Data records:
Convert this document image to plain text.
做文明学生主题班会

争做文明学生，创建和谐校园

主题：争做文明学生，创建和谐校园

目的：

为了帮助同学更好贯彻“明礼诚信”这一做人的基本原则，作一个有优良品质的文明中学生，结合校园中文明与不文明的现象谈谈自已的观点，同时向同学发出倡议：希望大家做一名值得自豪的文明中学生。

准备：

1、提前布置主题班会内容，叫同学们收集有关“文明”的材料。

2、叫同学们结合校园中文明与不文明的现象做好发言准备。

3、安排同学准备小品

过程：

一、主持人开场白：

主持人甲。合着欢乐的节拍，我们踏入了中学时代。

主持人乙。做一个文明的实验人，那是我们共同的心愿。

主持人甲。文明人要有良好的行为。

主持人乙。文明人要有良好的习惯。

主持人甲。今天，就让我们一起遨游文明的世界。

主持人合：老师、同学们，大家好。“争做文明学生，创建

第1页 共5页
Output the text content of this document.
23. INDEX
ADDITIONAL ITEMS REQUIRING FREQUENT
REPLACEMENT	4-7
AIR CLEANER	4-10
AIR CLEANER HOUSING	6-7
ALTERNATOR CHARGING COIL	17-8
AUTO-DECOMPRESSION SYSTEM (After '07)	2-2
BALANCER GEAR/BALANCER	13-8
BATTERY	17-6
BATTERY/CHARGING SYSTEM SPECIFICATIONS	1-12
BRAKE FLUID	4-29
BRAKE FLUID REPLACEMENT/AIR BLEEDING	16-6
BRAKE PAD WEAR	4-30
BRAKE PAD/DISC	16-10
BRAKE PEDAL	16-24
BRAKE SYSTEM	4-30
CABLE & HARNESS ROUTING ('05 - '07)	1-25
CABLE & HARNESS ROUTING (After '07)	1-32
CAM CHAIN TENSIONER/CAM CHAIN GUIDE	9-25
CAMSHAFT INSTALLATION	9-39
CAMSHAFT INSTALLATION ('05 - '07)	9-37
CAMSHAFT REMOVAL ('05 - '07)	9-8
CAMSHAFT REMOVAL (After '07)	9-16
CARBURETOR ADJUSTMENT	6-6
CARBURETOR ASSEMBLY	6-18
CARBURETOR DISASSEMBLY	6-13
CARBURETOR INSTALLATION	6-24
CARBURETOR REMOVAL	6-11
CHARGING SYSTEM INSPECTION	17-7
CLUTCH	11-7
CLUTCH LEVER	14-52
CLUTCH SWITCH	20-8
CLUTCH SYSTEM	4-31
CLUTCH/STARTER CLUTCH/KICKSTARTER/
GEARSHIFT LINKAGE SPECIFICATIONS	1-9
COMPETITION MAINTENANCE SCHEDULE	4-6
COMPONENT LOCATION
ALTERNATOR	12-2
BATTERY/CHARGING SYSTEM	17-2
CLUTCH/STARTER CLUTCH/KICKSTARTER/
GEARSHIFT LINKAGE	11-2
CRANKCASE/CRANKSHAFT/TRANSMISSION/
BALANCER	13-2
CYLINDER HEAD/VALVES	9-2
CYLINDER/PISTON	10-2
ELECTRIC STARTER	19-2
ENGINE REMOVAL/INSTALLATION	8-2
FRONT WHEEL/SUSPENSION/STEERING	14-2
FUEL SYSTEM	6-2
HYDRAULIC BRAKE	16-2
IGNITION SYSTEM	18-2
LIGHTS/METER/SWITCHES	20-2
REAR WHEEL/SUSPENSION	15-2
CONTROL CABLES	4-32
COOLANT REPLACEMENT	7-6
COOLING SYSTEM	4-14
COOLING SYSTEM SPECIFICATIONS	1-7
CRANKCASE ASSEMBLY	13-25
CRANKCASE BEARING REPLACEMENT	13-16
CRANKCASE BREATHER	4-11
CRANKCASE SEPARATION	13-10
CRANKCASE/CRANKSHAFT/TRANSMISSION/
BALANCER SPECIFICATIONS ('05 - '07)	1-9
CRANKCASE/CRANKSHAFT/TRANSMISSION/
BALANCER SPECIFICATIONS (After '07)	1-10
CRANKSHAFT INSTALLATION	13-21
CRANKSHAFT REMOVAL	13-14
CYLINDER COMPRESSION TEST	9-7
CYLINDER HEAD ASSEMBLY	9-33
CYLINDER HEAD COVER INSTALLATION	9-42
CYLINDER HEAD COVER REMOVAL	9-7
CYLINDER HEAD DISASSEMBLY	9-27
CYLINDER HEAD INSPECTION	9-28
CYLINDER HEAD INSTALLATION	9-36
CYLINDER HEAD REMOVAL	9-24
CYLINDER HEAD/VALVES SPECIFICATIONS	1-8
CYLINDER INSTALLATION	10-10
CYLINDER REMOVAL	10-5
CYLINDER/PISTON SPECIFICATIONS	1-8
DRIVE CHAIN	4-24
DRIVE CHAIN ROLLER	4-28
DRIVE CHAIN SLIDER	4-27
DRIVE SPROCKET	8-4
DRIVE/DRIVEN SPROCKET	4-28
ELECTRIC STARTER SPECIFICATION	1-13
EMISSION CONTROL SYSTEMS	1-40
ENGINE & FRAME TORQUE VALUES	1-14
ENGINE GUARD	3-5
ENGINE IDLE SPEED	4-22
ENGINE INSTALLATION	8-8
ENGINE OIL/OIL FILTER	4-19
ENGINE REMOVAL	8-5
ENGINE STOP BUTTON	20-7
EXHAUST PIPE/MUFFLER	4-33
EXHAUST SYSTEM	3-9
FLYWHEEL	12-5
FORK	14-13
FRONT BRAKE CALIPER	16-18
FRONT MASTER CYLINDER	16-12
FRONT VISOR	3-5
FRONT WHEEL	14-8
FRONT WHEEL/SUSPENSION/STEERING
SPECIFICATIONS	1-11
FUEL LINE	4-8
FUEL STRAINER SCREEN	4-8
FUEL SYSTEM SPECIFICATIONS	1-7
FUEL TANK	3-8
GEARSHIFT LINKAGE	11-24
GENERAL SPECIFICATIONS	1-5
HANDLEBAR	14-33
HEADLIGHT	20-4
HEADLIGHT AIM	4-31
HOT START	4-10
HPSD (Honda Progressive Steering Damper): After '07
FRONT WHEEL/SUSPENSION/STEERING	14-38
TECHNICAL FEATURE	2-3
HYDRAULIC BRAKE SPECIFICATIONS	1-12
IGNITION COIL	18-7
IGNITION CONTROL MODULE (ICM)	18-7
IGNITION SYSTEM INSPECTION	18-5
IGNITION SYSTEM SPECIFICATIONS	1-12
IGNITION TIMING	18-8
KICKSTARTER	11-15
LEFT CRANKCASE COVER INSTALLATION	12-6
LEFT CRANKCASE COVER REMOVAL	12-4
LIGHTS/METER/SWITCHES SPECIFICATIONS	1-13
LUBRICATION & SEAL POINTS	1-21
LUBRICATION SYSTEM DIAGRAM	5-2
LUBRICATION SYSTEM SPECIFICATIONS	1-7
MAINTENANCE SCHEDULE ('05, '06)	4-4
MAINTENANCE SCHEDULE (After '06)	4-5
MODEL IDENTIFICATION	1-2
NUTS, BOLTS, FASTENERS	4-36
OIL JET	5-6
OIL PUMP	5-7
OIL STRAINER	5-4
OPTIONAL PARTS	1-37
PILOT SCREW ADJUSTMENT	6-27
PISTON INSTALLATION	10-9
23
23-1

* _Exercise_
Repeat the entries exactly, all of them.

* _Full output_
Convert this document image to plain text.
做文明学生主题班会

争做文明学生，创建和谐校园

主题：争做文明学生，创建和谐校园

目的：

为了帮助同学更好贯彻“明礼诚信”这一做人的基本原则，作一个有优良品质的文明中学生，结合校园中文明与不文明的现象谈谈自已的观点，同时向同学发出倡议：希望大家做一名值得自豪的文明中学生。

准备：

1、提前布置主题班会内容，叫同学们收集有关“文明”的材料。

2、叫同学们结合校园中文明与不文明的现象做好发言准备。

3、安排同学准备小品

过程：

一、主持人开场白：

主持人甲。合着欢乐的节拍，我们踏入了中学时代。

主持人乙。做一个文明的实验人，那是我们共同的心愿。

主持人甲。文明人要有良好的行为。

主持人乙。文明人要有良好的习惯。

主持人甲。今天，就让我们一起遨游文明的世界。

主持人合：老师、同学们，大家好。“争做文明学生，创建

第1页 共5页
Output the text content of this document.
23. INDEX
ADDITIONAL ITEMS REQUIRING FREQUENT
REPLACEMENT	4-7
AIR CLEANER	4-10
AIR CLEANER HOUSING	6-7
ALTERNATOR CHARGING COIL	17-8
AUTO-DECOMPRESSION SYSTEM (After '07)	2-2
BALANCER GEAR/BALANCER	13-8
BATTERY	17-6
BATTERY/CHARGING SYSTEM SPECIFICATIONS	1-12
BRAKE FLUID	4-29
BRAKE FLUID REPLACEMENT/AIR BLEEDING	16-6
BRAKE PAD WEAR	4-30
BRAKE PAD/DISC	16-10
BRAKE PEDAL	16-24
BRAKE SYSTEM	4-30
CABLE & HARNESS ROUTING ('05 - '07)	1-25
CABLE & HARNESS ROUTING (After '07)	1-32
CAM CHAIN TENSIONER/CAM CHAIN GUIDE	9-25
CAMSHAFT INSTALLATION	9-39
CAMSHAFT INSTALLATION ('05 - '07)	9-37
CAMSHAFT REMOVAL ('05 - '07)	9-8
CAMSHAFT REMOVAL (After '07)	9-16
CARBURETOR ADJUSTMENT	6-6
CARBURETOR ASSEMBLY	6-18
CARBURETOR DISASSEMBLY	6-13
CARBURETOR INSTALLATION	6-24
CARBURETOR REMOVAL	6-11
CHARGING SYSTEM INSPECTION	17-7
CLUTCH	11-7
CLUTCH LEVER	14-52
CLUTCH SWITCH	20-8
CLUTCH SYSTEM	4-31
CLUTCH/STARTER CLUTCH/KICKSTARTER/
GEARSHIFT LINKAGE SPECIFICATIONS	1-9
COMPETITION MAINTENANCE SCHEDULE	4-6
COMPONENT LOCATION
ALTERNATOR	12-2
BATTERY/CHARGING SYSTEM	17-2
CLUTCH/STARTER CLUTCH/KICKSTARTER/
GEARSHIFT LINKAGE	11-2
CRANKCASE/CRANKSHAFT/TRANSMISSION/
BALANCER	13-2
CYLINDER HEAD/VALVES	9-2
CYLINDER/PISTON	10-2
ELECTRIC STARTER	19-2
ENGINE REMOVAL/INSTALLATION	8-2
FRONT WHEEL/SUSPENSION/STEERING	14-2
FUEL SYSTEM	6-2
HYDRAULIC BRAKE	16-2
IGNITION SYSTEM	18-2
LIGHTS/METER/SWITCHES	20-2
REAR WHEEL/SUSPENSION	15-2
CONTROL CABLES	4-32
COOLANT REPLACEMENT	7-6
COOLING SYSTEM	4-14
COOLING SYSTEM SPECIFICATIONS	1-7
CRANKCASE ASSEMBLY	13-25
CRANKCASE BEARING REPLACEMENT	13-16
CRANKCASE BREATHER	4-11
CRANKCASE SEPARATION	13-10
CRANKCASE/CRANKSHAFT/TRANSMISSION/
BALANCER SPECIFICATIONS ('05 - '07)	1-9
CRANKCASE/CRANKSHAFT/TRANSMISSION/
BALANCER SPECIFICATIONS (After '07)	1-10
CRANKSHAFT INSTALLATION	13-21
CRANKSHAFT REMOVAL	13-14
CYLINDER COMPRESSION TEST	9-7
CYLINDER HEAD ASSEMBLY	9-33
CYLINDER HEAD COVER INSTALLATION	9-42
CYLINDER HEAD COVER REMOVAL	9-7
CYLINDER HEAD DISASSEMBLY	9-27
CYLINDER HEAD INSPECTION	9-28
CYLINDER HEAD INSTALLATION	9-36
CYLINDER HEAD REMOVAL	9-24
CYLINDER HEAD/VALVES SPECIFICATIONS	1-8
CYLINDER INSTALLATION	10-10
CYLINDER REMOVAL	10-5
CYLINDER/PISTON SPECIFICATIONS	1-8
DRIVE CHAIN	4-24
DRIVE CHAIN ROLLER	4-28
DRIVE CHAIN SLIDER	4-27
DRIVE SPROCKET	8-4
DRIVE/DRIVEN SPROCKET	4-28
ELECTRIC STARTER SPECIFICATION	1-13
EMISSION CONTROL SYSTEMS	1-40
ENGINE & FRAME TORQUE VALUES	1-14
ENGINE GUARD	3-5
ENGINE IDLE SPEED	4-22
ENGINE INSTALLATION	8-8
ENGINE OIL/OIL FILTER	4-19
ENGINE REMOVAL	8-5
ENGINE STOP BUTTON	20-7
EXHAUST PIPE/MUFFLER	4-33
EXHAUST SYSTEM	3-9
FLYWHEEL	12-5
FORK	14-13
FRONT BRAKE CALIPER	16-18
FRONT MASTER CYLINDER	16-12
FRONT VISOR	3-5
FRONT WHEEL	14-8
FRONT WHEEL/SUSPENSION/STEERING
SPECIFICATIONS	1-11
FUEL LINE	4-8
FUEL STRAINER SCREEN	4-8
FUEL SYSTEM SPECIFICATIONS	1-7
FUEL TANK	3-8
GEARSHIFT LINKAGE	11-24
GENERAL SPECIFICATIONS	1-5
HANDLEBAR	14-33
HEADLIGHT	20-4
HEADLIGHT AIM	4-31
HOT START	4-10
HPSD (Honda Progressive Steering Damper): After '07
FRONT WHEEL/SUSPENSION/STEERING	14-38
TECHNICAL FEATURE	2-3
HYDRAULIC BRAKE SPECIFICATIONS	1-12
IGNITION COIL	18-7
IGNITION CONTROL MODULE (ICM)	18-7
IGNITION SYSTEM INSPECTION	18-5
IGNITION SYSTEM SPECIFICATIONS	1-12
IGNITION TIMING	18-8
KICKSTARTER	11-15
LEFT CRANKCASE COVER INSTALLATION	12-6
LEFT CRANKCASE COVER REMOVAL	12-4
LIGHTS/METER/SWITCHES SPECIFICATIONS	1-13
LUBRICATION & SEAL POINTS	1-21
LUBRICATION SYSTEM DIAGRAM	5-2
LUBRICATION SYSTEM SPECIFICATIONS	1-7
MAINTENANCE SCHEDULE ('05, '06)	4-4
MAINTENANCE SCHEDULE (After '06)	4-5
MODEL IDENTIFICATION	1-2
NUTS, BOLTS, FASTENERS	4-36
OIL JET	5-6
OIL PUMP	5-7
OIL STRAINER	5-4
OPTIONAL PARTS	1-37
PILOT SCREW ADJUSTMENT	6-27
PISTON INSTALLATION	10-9
23
23-1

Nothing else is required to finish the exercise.